PROMPT — Every line that includes the word "Omniroute" is to be listed.

EXERCISE INPUT —
§ §

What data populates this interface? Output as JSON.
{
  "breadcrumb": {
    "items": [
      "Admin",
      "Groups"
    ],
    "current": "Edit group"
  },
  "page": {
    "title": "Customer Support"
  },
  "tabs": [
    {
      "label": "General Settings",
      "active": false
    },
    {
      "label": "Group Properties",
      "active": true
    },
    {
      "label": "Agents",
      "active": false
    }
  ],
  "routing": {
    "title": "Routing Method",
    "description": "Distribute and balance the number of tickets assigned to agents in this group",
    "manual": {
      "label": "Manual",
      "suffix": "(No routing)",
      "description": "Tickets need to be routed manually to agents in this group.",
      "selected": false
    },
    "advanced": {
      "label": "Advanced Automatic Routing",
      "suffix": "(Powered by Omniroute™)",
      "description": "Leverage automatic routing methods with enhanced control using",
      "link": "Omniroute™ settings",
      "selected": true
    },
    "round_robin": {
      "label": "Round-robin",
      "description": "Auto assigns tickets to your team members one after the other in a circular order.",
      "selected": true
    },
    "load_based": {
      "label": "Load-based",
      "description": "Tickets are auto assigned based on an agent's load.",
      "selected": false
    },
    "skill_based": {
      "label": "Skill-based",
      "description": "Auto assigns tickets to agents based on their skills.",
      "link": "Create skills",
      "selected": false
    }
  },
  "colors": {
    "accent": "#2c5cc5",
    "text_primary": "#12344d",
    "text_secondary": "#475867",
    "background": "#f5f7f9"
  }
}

§ §

RESPONSE TO THE TASK —
      "suffix": "(Powered by Omniroute™)",
      "link": "Omniroute™ settings",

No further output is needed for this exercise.